> EXERCISE BRIEF
Extract every line where the string "classes" appears.

[Extracted records]

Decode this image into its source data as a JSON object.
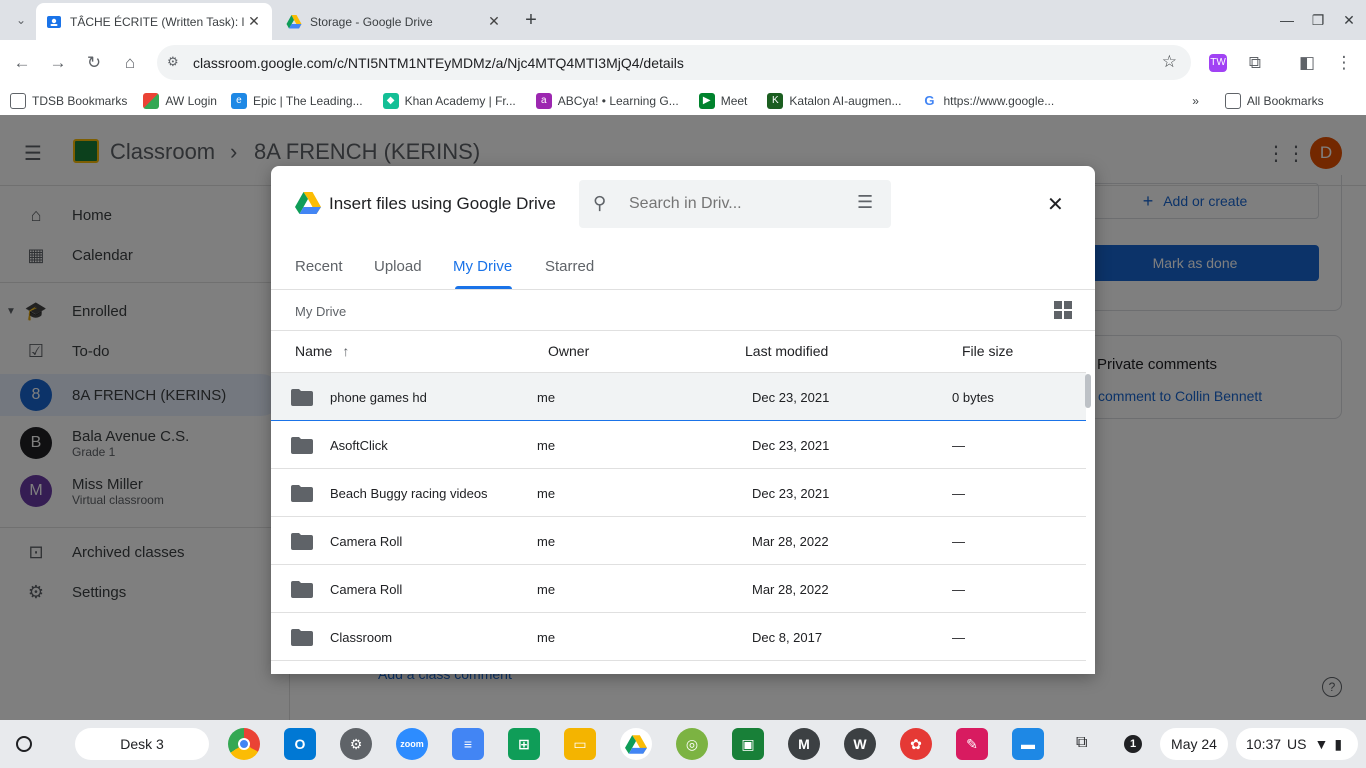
{
  "browser": {
    "tabs": [
      {
        "title": "TÂCHE ÉCRITE (Written Task): l",
        "active": true
      },
      {
        "title": "Storage - Google Drive",
        "active": false
      }
    ],
    "url": "classroom.google.com/c/NTI5NTM1NTEyMDMz/a/Njc4MTQ4MTI3MjQ4/details",
    "bookmarks": [
      "TDSB Bookmarks",
      "AW Login",
      "Epic | The Leading...",
      "Khan Academy | Fr...",
      "ABCya! • Learning G...",
      "Meet",
      "Katalon AI-augmen...",
      "https://www.google...",
      "All Bookmarks"
    ]
  },
  "classroom": {
    "app_name": "Classroom",
    "class_name": "8A FRENCH (KERINS)",
    "avatar_letter": "D",
    "nav": {
      "home": "Home",
      "calendar": "Calendar",
      "enrolled": "Enrolled",
      "todo": "To-do",
      "archived": "Archived classes",
      "settings": "Settings"
    },
    "classes": [
      {
        "initial": "8",
        "name": "8A FRENCH (KERINS)",
        "sub": "",
        "color": "#1967d2"
      },
      {
        "initial": "B",
        "name": "Bala Avenue C.S.",
        "sub": "Grade 1",
        "color": "#202124"
      },
      {
        "initial": "M",
        "name": "Miss Miller",
        "sub": "Virtual classroom",
        "color": "#6a3aa6"
      }
    ],
    "add_or_create": "Add or create",
    "mark_as_done": "Mark as done",
    "private_comments": "Private comments",
    "private_comment_link": "l comment to Collin Bennett",
    "class_comment": "Add a class comment"
  },
  "dialog": {
    "title": "Insert files using Google Drive",
    "search_placeholder": "Search in Driv...",
    "tabs": [
      "Recent",
      "Upload",
      "My Drive",
      "Starred"
    ],
    "selected_tab": "My Drive",
    "breadcrumb": "My Drive",
    "columns": {
      "name": "Name",
      "owner": "Owner",
      "modified": "Last modified",
      "size": "File size"
    },
    "rows": [
      {
        "name": "phone games hd",
        "owner": "me",
        "modified": "Dec 23, 2021",
        "size": "0 bytes"
      },
      {
        "name": "AsoftClick",
        "owner": "me",
        "modified": "Dec 23, 2021",
        "size": "—"
      },
      {
        "name": "Beach Buggy racing videos",
        "owner": "me",
        "modified": "Dec 23, 2021",
        "size": "—"
      },
      {
        "name": "Camera Roll",
        "owner": "me",
        "modified": "Mar 28, 2022",
        "size": "—"
      },
      {
        "name": "Camera Roll",
        "owner": "me",
        "modified": "Mar 28, 2022",
        "size": "—"
      },
      {
        "name": "Classroom",
        "owner": "me",
        "modified": "Dec 8, 2017",
        "size": "—"
      }
    ]
  },
  "shelf": {
    "desk": "Desk 3",
    "notification_count": "1",
    "date": "May 24",
    "time": "10:37",
    "locale": "US"
  }
}
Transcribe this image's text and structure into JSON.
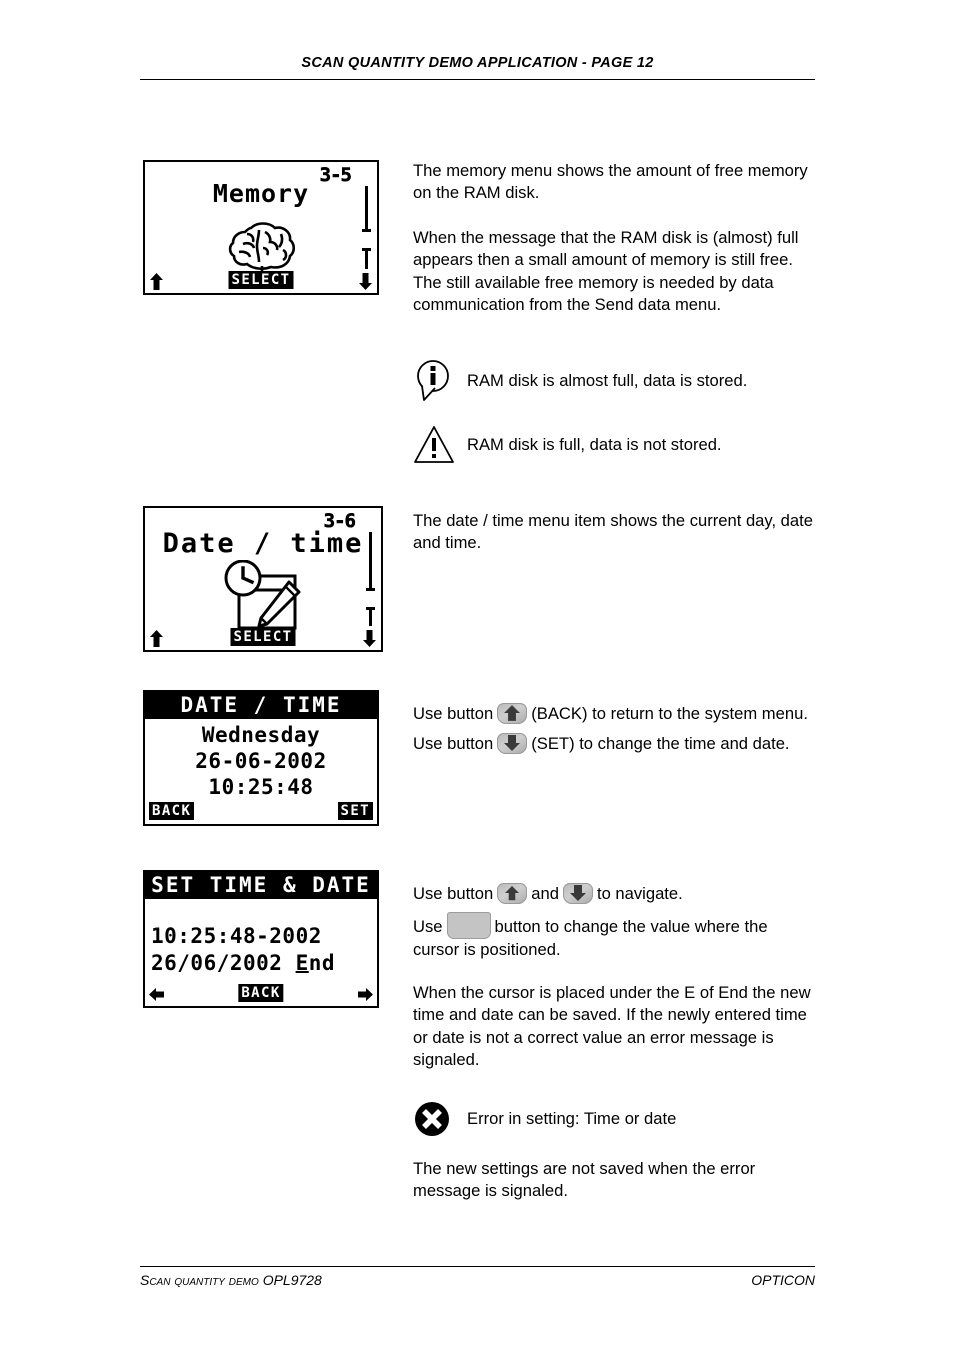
{
  "header": {
    "title": "SCAN QUANTITY DEMO APPLICATION  -   PAGE 12"
  },
  "footer": {
    "left_smallcaps": "Scan quantity demo ",
    "left_model": "OPL9728",
    "right": "OPTICON"
  },
  "screens": [
    {
      "id": "memory-menu",
      "page_no": "3-5",
      "title": "Memory",
      "icon": "brain-icon",
      "softkey_center": "SELECT",
      "arrow_left": "up-arrow",
      "arrow_right": "down-arrow",
      "scrollbar": true
    },
    {
      "id": "date-time-menu",
      "page_no": "3-6",
      "title": "Date / time",
      "icon": "clock-calendar-pencil-icon",
      "softkey_center": "SELECT",
      "arrow_left": "up-arrow",
      "arrow_right": "down-arrow",
      "scrollbar": true
    },
    {
      "id": "date-time-display",
      "bar_title": "DATE / TIME",
      "lines": [
        "Wednesday",
        "26-06-2002",
        "10:25:48"
      ],
      "softkey_left": "BACK",
      "softkey_right": "SET"
    },
    {
      "id": "set-time-date",
      "bar_title": "SET TIME & DATE",
      "line1": "10:25:48-2002",
      "line2_prefix": "26/06/2002 ",
      "line2_cursor": "E",
      "line2_suffix": "nd",
      "softkey_center": "BACK",
      "arrow_left": "left-arrow",
      "arrow_right": "right-arrow"
    }
  ],
  "sections": {
    "memory": {
      "p1": "The memory menu shows the amount of free memory on the RAM disk.",
      "p2": "When the message that the RAM disk is (almost) full appears then a small amount of memory is still free. The still available free memory is needed by data communication from the Send data menu.",
      "note_info": "RAM disk is almost full, data is stored.",
      "note_warning": "RAM disk is full, data is not stored."
    },
    "datetime": {
      "p1": "The date / time menu item shows the current day, date and time."
    },
    "datetime_buttons": {
      "use_button_1_pre": "Use button",
      "use_button_1_post": "(BACK) to return to the system menu.",
      "use_button_2_pre": "Use button",
      "use_button_2_post": "(SET) to change the time and date."
    },
    "settime": {
      "nav_pre": "Use button",
      "nav_mid": "and",
      "nav_post": "to navigate.",
      "value_pre": "Use",
      "value_post": "button to change the value where the cursor is positioned.",
      "p1": "When the cursor is placed under the E of End the new time and date can be saved. If the newly entered time or date is not a correct value an error message is signaled.",
      "note_error": "Error in setting: Time or date",
      "p2": "The new settings are not saved when the error message is signaled."
    }
  },
  "colors": {
    "ink": "#000000",
    "paper": "#ffffff",
    "button_face": "#c4c4c4"
  }
}
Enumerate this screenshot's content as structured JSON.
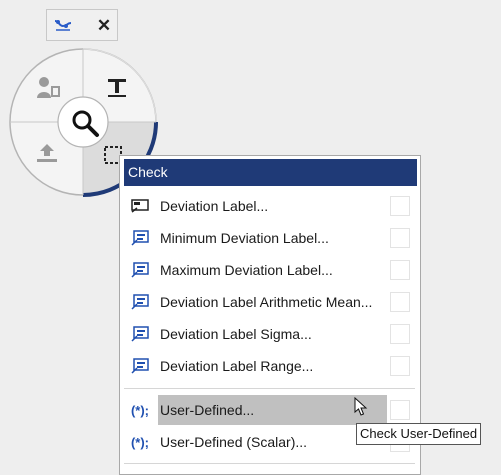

> EXERCISE RESPONSE
      "archived": "Archived classes",
    "classes": [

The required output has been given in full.